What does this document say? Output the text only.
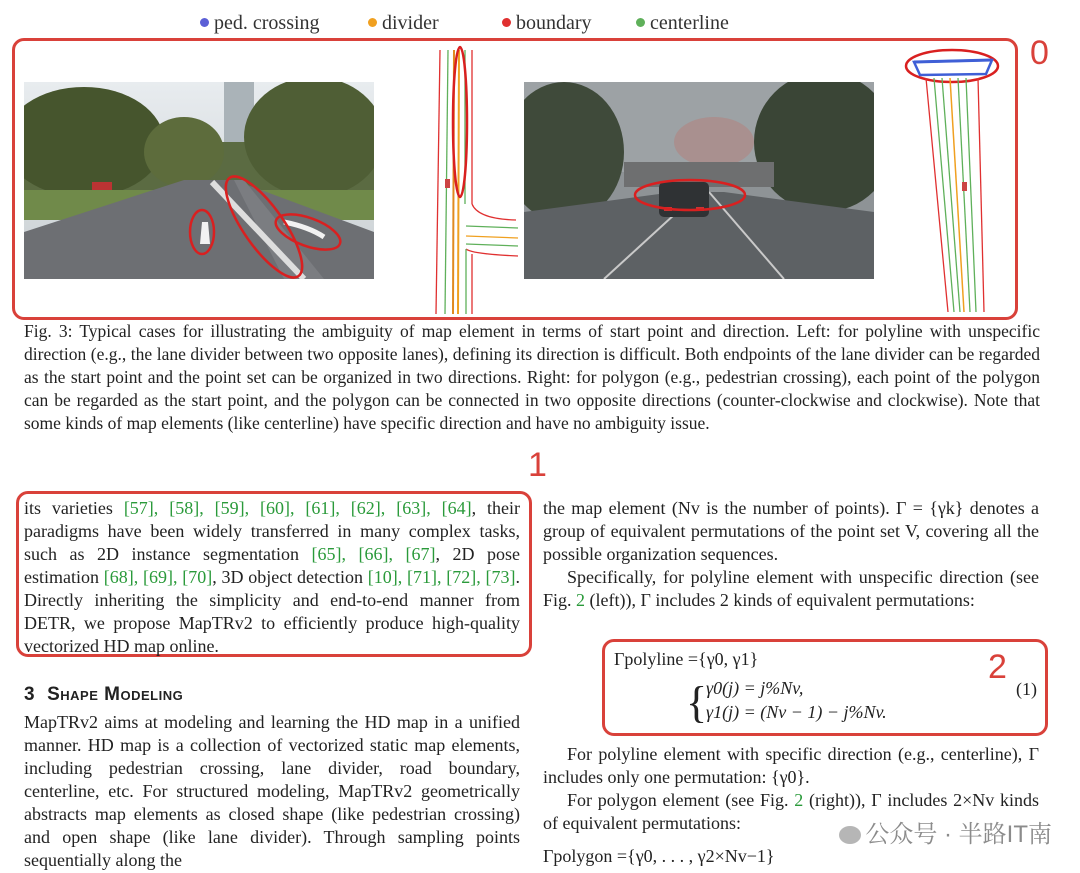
ped. crossing	divider	boundary	centerline
0

Fig. 3: Typical cases for illustrating the ambiguity of map element in terms of start point and direction. Left: for polyline with unspecific direction (e.g., the lane divider between two opposite lanes), defining its direction is difficult. Both endpoints of the lane divider can be regarded as the start point and the point set can be organized in two directions. Right: for polygon (e.g., pedestrian crossing), each point of the polygon can be regarded as the start point, and the polygon can be connected in two opposite directions (counter-clockwise and clockwise). Note that some kinds of map elements (like centerline) have specific direction and have no ambiguity issue.

1

its varieties [57], [58], [59], [60], [61], [62], [63], [64], their paradigms have been widely transferred in many complex tasks, such as 2D instance segmentation [65], [66], [67], 2D pose estimation [68], [69], [70], 3D object detection [10], [71], [72], [73]. Directly inheriting the simplicity and end-to-end manner from DETR, we propose MapTRv2 to efficiently produce high-quality vectorized HD map online.

3 Shape Modeling

MapTRv2 aims at modeling and learning the HD map in a unified manner. HD map is a collection of vectorized static map elements, including pedestrian crossing, lane divider, road boundary, centerline, etc. For structured modeling, MapTRv2 geometrically abstracts map elements as closed shape (like pedestrian crossing) and open shape (like lane divider). Through sampling points sequentially along the

the map element (Nv is the number of points). Γ = {γk} denotes a group of equivalent permutations of the point set V, covering all the possible organization sequences.

Specifically, for polyline element with unspecific direction (see Fig. 2 (left)), Γ includes 2 kinds of equivalent permutations:

2
Γpolyline ={γ0, γ1}
{
γ0(j) = j%Nv,
γ1(j) = (Nv − 1) − j%Nv.
(1)

For polyline element with specific direction (e.g., centerline), Γ includes only one permutation: {γ0}.

For polygon element (see Fig. 2 (right)), Γ includes 2×Nv kinds of equivalent permutations:

Γpolygon ={γ0, . . . , γ2×Nv−1}
公众号 · 半路IT南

— SET TASK —
Write the records out again in full, exactly, and skip every picture.

— CORRECT RESULT —
What does this document say? Output the text only.
ped. crossing	divider	boundary	centerline
0

Fig. 3: Typical cases for illustrating the ambiguity of map element in terms of start point and direction. Left: for polyline with unspecific direction (e.g., the lane divider between two opposite lanes), defining its direction is difficult. Both endpoints of the lane divider can be regarded as the start point and the point set can be organized in two directions. Right: for polygon (e.g., pedestrian crossing), each point of the polygon can be regarded as the start point, and the polygon can be connected in two opposite directions (counter-clockwise and clockwise). Note that some kinds of map elements (like centerline) have specific direction and have no ambiguity issue.

1

its varieties [57], [58], [59], [60], [61], [62], [63], [64], their paradigms have been widely transferred in many complex tasks, such as 2D instance segmentation [65], [66], [67], 2D pose estimation [68], [69], [70], 3D object detection [10], [71], [72], [73]. Directly inheriting the simplicity and end-to-end manner from DETR, we propose MapTRv2 to efficiently produce high-quality vectorized HD map online.

3 Shape Modeling

MapTRv2 aims at modeling and learning the HD map in a unified manner. HD map is a collection of vectorized static map elements, including pedestrian crossing, lane divider, road boundary, centerline, etc. For structured modeling, MapTRv2 geometrically abstracts map elements as closed shape (like pedestrian crossing) and open shape (like lane divider). Through sampling points sequentially along the

the map element (Nv is the number of points). Γ = {γk} denotes a group of equivalent permutations of the point set V, covering all the possible organization sequences.

Specifically, for polyline element with unspecific direction (see Fig. 2 (left)), Γ includes 2 kinds of equivalent permutations:

2
Γpolyline ={γ0, γ1}
{
γ0(j) = j%Nv,
γ1(j) = (Nv − 1) − j%Nv.
(1)

For polyline element with specific direction (e.g., centerline), Γ includes only one permutation: {γ0}.

For polygon element (see Fig. 2 (right)), Γ includes 2×Nv kinds of equivalent permutations:

Γpolygon ={γ0, . . . , γ2×Nv−1}
公众号 · 半路IT南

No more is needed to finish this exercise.